**The exercise**.
Take every line from the listing below that contains "Taping".

**Material provided**.
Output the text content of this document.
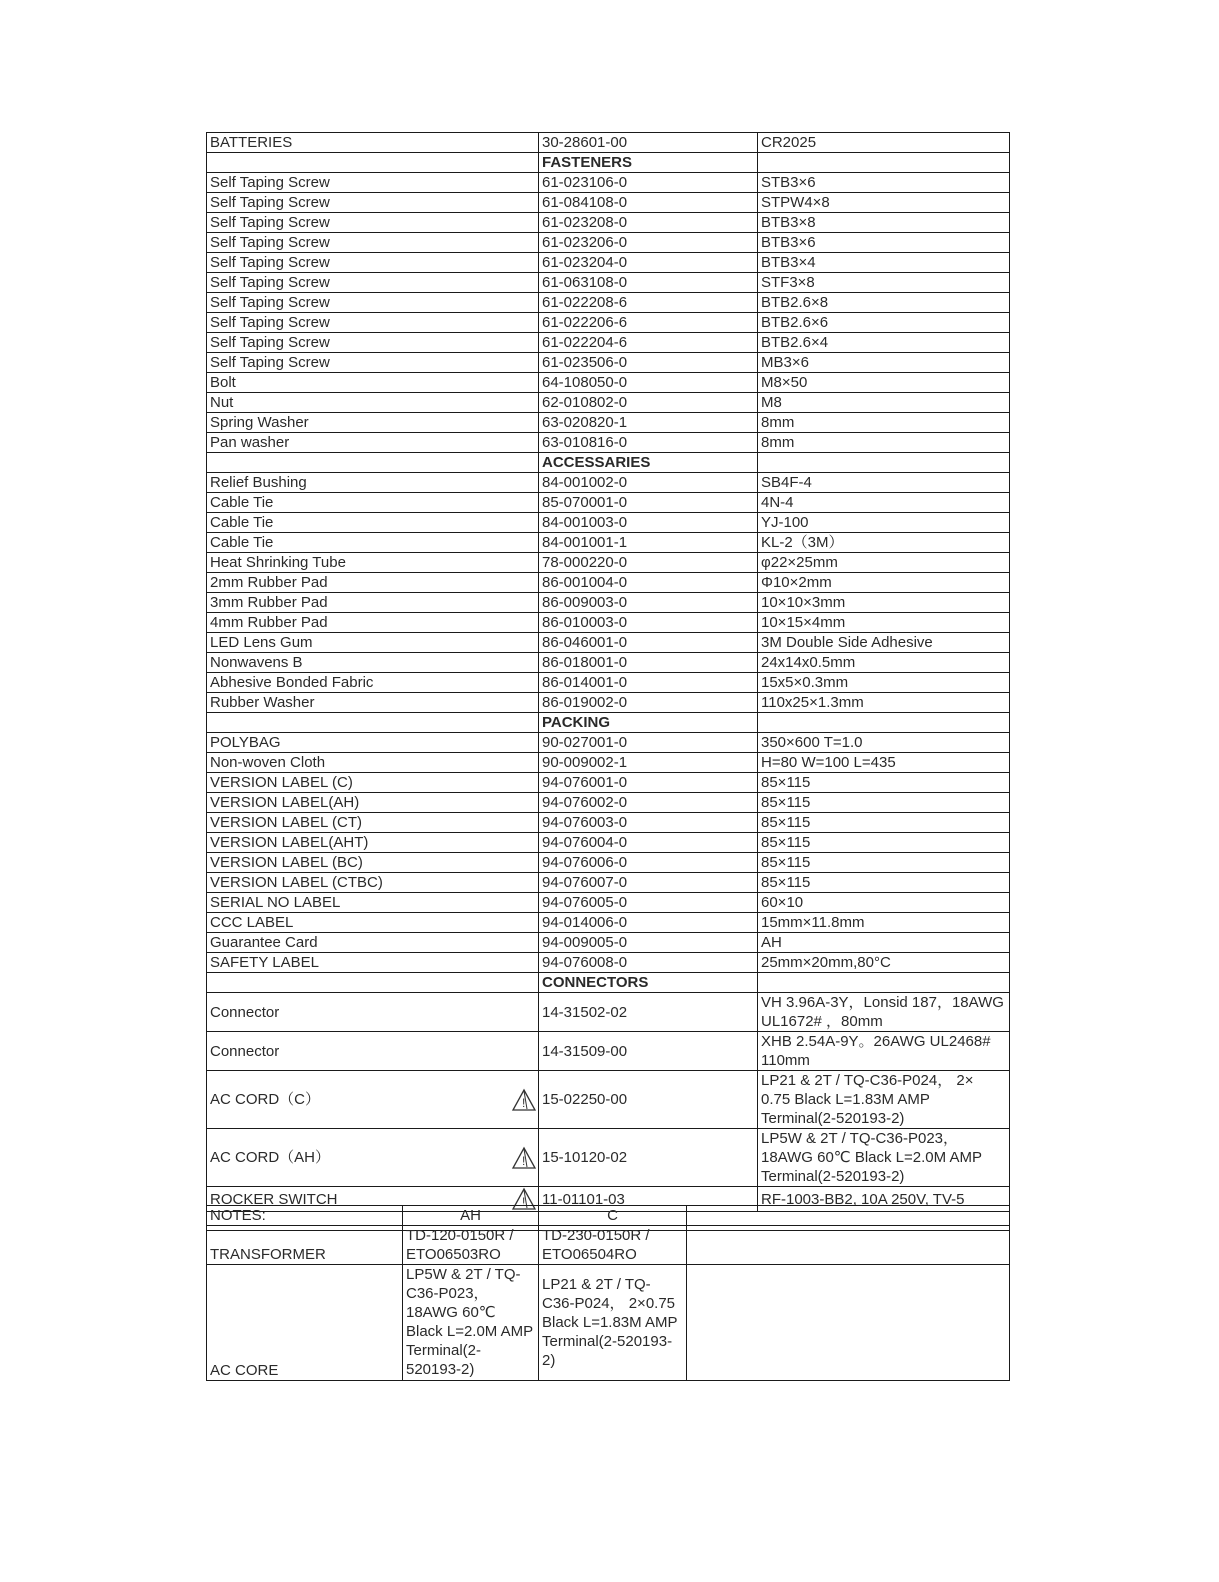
BATTERIES	30-28601-00	CR2025
	FASTENERS	
Self Taping Screw	61-023106-0	STB3×6
Self Taping Screw	61-084108-0	STPW4×8
Self Taping Screw	61-023208-0	BTB3×8
Self Taping Screw	61-023206-0	BTB3×6
Self Taping Screw	61-023204-0	BTB3×4
Self Taping Screw	61-063108-0	STF3×8
Self Taping Screw	61-022208-6	BTB2.6×8
Self Taping Screw	61-022206-6	BTB2.6×6
Self Taping Screw	61-022204-6	BTB2.6×4
Self Taping Screw	61-023506-0	MB3×6
Bolt	64-108050-0	M8×50
Nut	62-010802-0	M8
Spring Washer	63-020820-1	8mm
Pan washer	63-010816-0	8mm
	ACCESSARIES	
Relief Bushing	84-001002-0	SB4F-4
Cable Tie	85-070001-0	4N-4
Cable Tie	84-001003-0	YJ-100
Cable Tie	84-001001-1	KL-2（3M）
Heat Shrinking Tube	78-000220-0	φ22×25mm
2mm Rubber Pad	86-001004-0	Φ10×2mm
3mm Rubber Pad	86-009003-0	10×10×3mm
4mm Rubber Pad	86-010003-0	10×15×4mm
LED Lens Gum	86-046001-0	3M Double Side Adhesive
Nonwavens B	86-018001-0	24x14x0.5mm
Abhesive Bonded Fabric	86-014001-0	15x5×0.3mm
Rubber Washer	86-019002-0	110x25×1.3mm
	PACKING	
POLYBAG	90-027001-0	350×600 T=1.0
Non-woven Cloth	90-009002-1	H=80 W=100 L=435
VERSION LABEL (C)	94-076001-0	85×115
VERSION LABEL(AH)	94-076002-0	85×115
VERSION LABEL (CT)	94-076003-0	85×115
VERSION LABEL(AHT)	94-076004-0	85×115
VERSION LABEL (BC)	94-076006-0	85×115
VERSION LABEL (CTBC)	94-076007-0	85×115
SERIAL NO LABEL	94-076005-0	60×10
CCC LABEL	94-014006-0	15mm×11.8mm
Guarantee Card	94-009005-0	AH
SAFETY LABEL	94-076008-0	25mm×20mm,80°C
	CONNECTORS	
Connector	14-31502-02	VH 3.96A-3Y，Lonsid 187，18AWG UL1672# ，80mm
Connector	14-31509-00	XHB 2.54A-9Y。26AWG UL2468# 110mm
AC CORD（C）	! 15-02250-00	LP21 & 2T / TQ-C36-P024， 2× 0.75 Black L=1.83M AMP Terminal(2-520193-2)
AC CORD（AH）	! 15-10120-02	LP5W & 2T / TQ-C36-P023，18AWG 60℃ Black L=2.0M AMP Terminal(2-520193-2)
ROCKER SWITCH	! 11-01101-03	RF-1003-BB2, 10A 250V, TV-5

NOTES:	AH	C	
TRANSFORMER	TD-120-0150R / ETO06503RO	TD-230-0150R / ETO06504RO	
AC CORE	LP5W & 2T / TQ-C36-P023，18AWG 60℃ Black L=2.0M AMP Terminal(2-520193-2)	LP21 & 2T / TQ-C36-P024， 2×0.75 Black L=1.83M AMP Terminal(2-520193-2)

**Response**.
Self Taping Screw	61-023106-0	STB3×6
Self Taping Screw	61-084108-0	STPW4×8
Self Taping Screw	61-023208-0	BTB3×8
Self Taping Screw	61-023206-0	BTB3×6
Self Taping Screw	61-023204-0	BTB3×4
Self Taping Screw	61-063108-0	STF3×8
Self Taping Screw	61-022208-6	BTB2.6×8
Self Taping Screw	61-022206-6	BTB2.6×6
Self Taping Screw	61-022204-6	BTB2.6×4
Self Taping Screw	61-023506-0	MB3×6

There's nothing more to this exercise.